Recorded information »
▬▬▬
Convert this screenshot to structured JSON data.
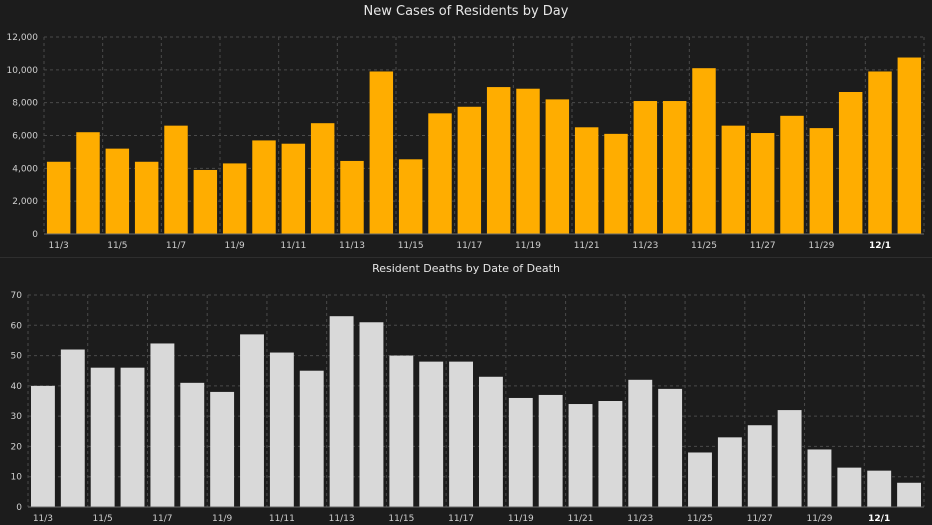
{
  "chart_data": [
    {
      "type": "bar",
      "title": "New Cases of Residents by Day",
      "color": "#ffad00",
      "ylim": [
        0,
        12000
      ],
      "yticks": [
        0,
        2000,
        4000,
        6000,
        8000,
        10000,
        12000
      ],
      "ytick_labels": [
        "0",
        "2,000",
        "4,000",
        "6,000",
        "8,000",
        "10,000",
        "12,000"
      ],
      "categories": [
        "11/3",
        "11/4",
        "11/5",
        "11/6",
        "11/7",
        "11/8",
        "11/9",
        "11/10",
        "11/11",
        "11/12",
        "11/13",
        "11/14",
        "11/15",
        "11/16",
        "11/17",
        "11/18",
        "11/19",
        "11/20",
        "11/21",
        "11/22",
        "11/23",
        "11/24",
        "11/25",
        "11/26",
        "11/27",
        "11/28",
        "11/29",
        "11/30",
        "12/1",
        "12/2"
      ],
      "values": [
        4400,
        6200,
        5200,
        4400,
        6600,
        3900,
        4300,
        5700,
        5500,
        6750,
        4450,
        9900,
        4550,
        7350,
        7750,
        8950,
        8850,
        8200,
        6500,
        6100,
        8100,
        8100,
        10100,
        6600,
        6150,
        7200,
        6450,
        8650,
        9900,
        10750
      ],
      "xtick_labels": [
        "11/3",
        "11/5",
        "11/7",
        "11/9",
        "11/11",
        "11/13",
        "11/15",
        "11/17",
        "11/19",
        "11/21",
        "11/23",
        "11/25",
        "11/27",
        "11/29",
        "12/1"
      ],
      "bold_tick": "12/1",
      "grid": true
    },
    {
      "type": "bar",
      "title": "Resident Deaths by Date of Death",
      "color": "#d9d9d9",
      "ylim": [
        0,
        70
      ],
      "yticks": [
        0,
        10,
        20,
        30,
        40,
        50,
        60,
        70
      ],
      "ytick_labels": [
        "0",
        "10",
        "20",
        "30",
        "40",
        "50",
        "60",
        "70"
      ],
      "categories": [
        "11/3",
        "11/4",
        "11/5",
        "11/6",
        "11/7",
        "11/8",
        "11/9",
        "11/10",
        "11/11",
        "11/12",
        "11/13",
        "11/14",
        "11/15",
        "11/16",
        "11/17",
        "11/18",
        "11/19",
        "11/20",
        "11/21",
        "11/22",
        "11/23",
        "11/24",
        "11/25",
        "11/26",
        "11/27",
        "11/28",
        "11/29",
        "11/30",
        "12/1",
        "12/2"
      ],
      "values": [
        40,
        52,
        46,
        46,
        54,
        41,
        38,
        57,
        51,
        45,
        63,
        61,
        50,
        48,
        48,
        43,
        36,
        37,
        34,
        35,
        42,
        39,
        18,
        23,
        27,
        32,
        19,
        13,
        12,
        8
      ],
      "xtick_labels": [
        "11/3",
        "11/5",
        "11/7",
        "11/9",
        "11/11",
        "11/13",
        "11/15",
        "11/17",
        "11/19",
        "11/21",
        "11/23",
        "11/25",
        "11/27",
        "11/29",
        "12/1"
      ],
      "bold_tick": "12/1",
      "grid": true
    }
  ]
}
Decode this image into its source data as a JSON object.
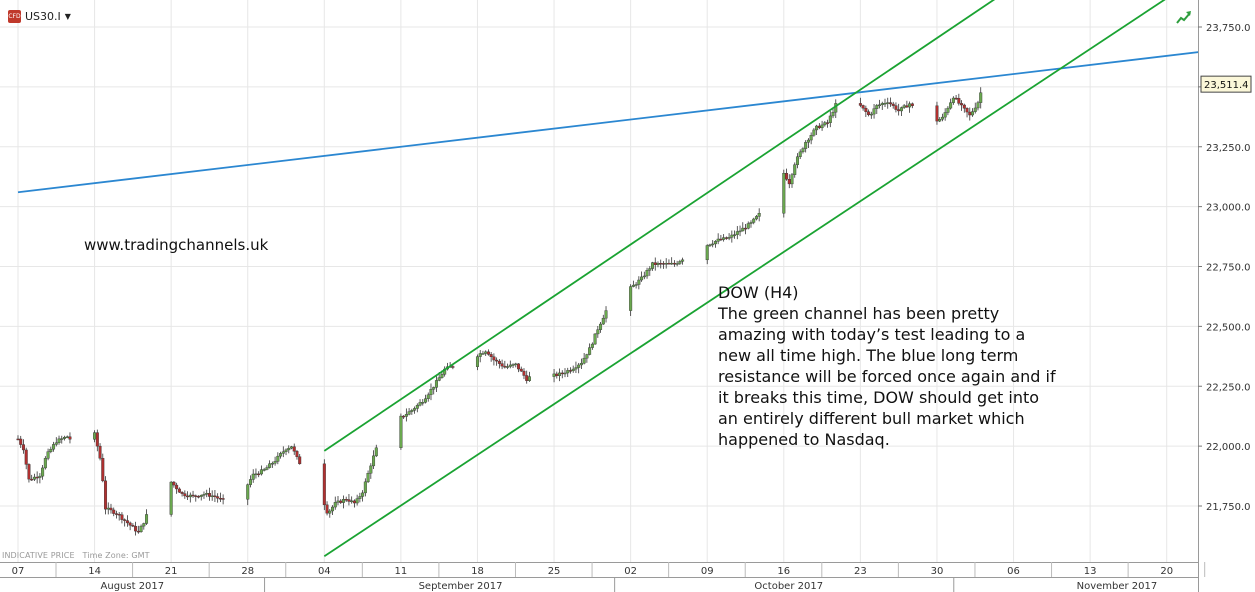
▬▬▬
The request » Restate each entry word for word, please, but drop any images it holds.

Response »
Convert this screenshot to structured JSON data.
{
  "chart_data": [
    {
      "type": "bar",
      "title": "New Cases of Residents by Day",
      "color": "#ffad00",
      "ylim": [
        0,
        12000
      ],
      "yticks": [
        0,
        2000,
        4000,
        6000,
        8000,
        10000,
        12000
      ],
      "ytick_labels": [
        "0",
        "2,000",
        "4,000",
        "6,000",
        "8,000",
        "10,000",
        "12,000"
      ],
      "categories": [
        "11/3",
        "11/4",
        "11/5",
        "11/6",
        "11/7",
        "11/8",
        "11/9",
        "11/10",
        "11/11",
        "11/12",
        "11/13",
        "11/14",
        "11/15",
        "11/16",
        "11/17",
        "11/18",
        "11/19",
        "11/20",
        "11/21",
        "11/22",
        "11/23",
        "11/24",
        "11/25",
        "11/26",
        "11/27",
        "11/28",
        "11/29",
        "11/30",
        "12/1",
        "12/2"
      ],
      "values": [
        4400,
        6200,
        5200,
        4400,
        6600,
        3900,
        4300,
        5700,
        5500,
        6750,
        4450,
        9900,
        4550,
        7350,
        7750,
        8950,
        8850,
        8200,
        6500,
        6100,
        8100,
        8100,
        10100,
        6600,
        6150,
        7200,
        6450,
        8650,
        9900,
        10750
      ],
      "xtick_labels": [
        "11/3",
        "11/5",
        "11/7",
        "11/9",
        "11/11",
        "11/13",
        "11/15",
        "11/17",
        "11/19",
        "11/21",
        "11/23",
        "11/25",
        "11/27",
        "11/29",
        "12/1"
      ],
      "bold_tick": "12/1",
      "grid": true
    },
    {
      "type": "bar",
      "title": "Resident Deaths by Date of Death",
      "color": "#d9d9d9",
      "ylim": [
        0,
        70
      ],
      "yticks": [
        0,
        10,
        20,
        30,
        40,
        50,
        60,
        70
      ],
      "ytick_labels": [
        "0",
        "10",
        "20",
        "30",
        "40",
        "50",
        "60",
        "70"
      ],
      "categories": [
        "11/3",
        "11/4",
        "11/5",
        "11/6",
        "11/7",
        "11/8",
        "11/9",
        "11/10",
        "11/11",
        "11/12",
        "11/13",
        "11/14",
        "11/15",
        "11/16",
        "11/17",
        "11/18",
        "11/19",
        "11/20",
        "11/21",
        "11/22",
        "11/23",
        "11/24",
        "11/25",
        "11/26",
        "11/27",
        "11/28",
        "11/29",
        "11/30",
        "12/1",
        "12/2"
      ],
      "values": [
        40,
        52,
        46,
        46,
        54,
        41,
        38,
        57,
        51,
        45,
        63,
        61,
        50,
        48,
        48,
        43,
        36,
        37,
        34,
        35,
        42,
        39,
        18,
        23,
        27,
        32,
        19,
        13,
        12,
        8
      ],
      "xtick_labels": [
        "11/3",
        "11/5",
        "11/7",
        "11/9",
        "11/11",
        "11/13",
        "11/15",
        "11/17",
        "11/19",
        "11/21",
        "11/23",
        "11/25",
        "11/27",
        "11/29",
        "12/1"
      ],
      "bold_tick": "12/1",
      "grid": true
    }
  ]
}
Decode this image into its source data as a JSON object.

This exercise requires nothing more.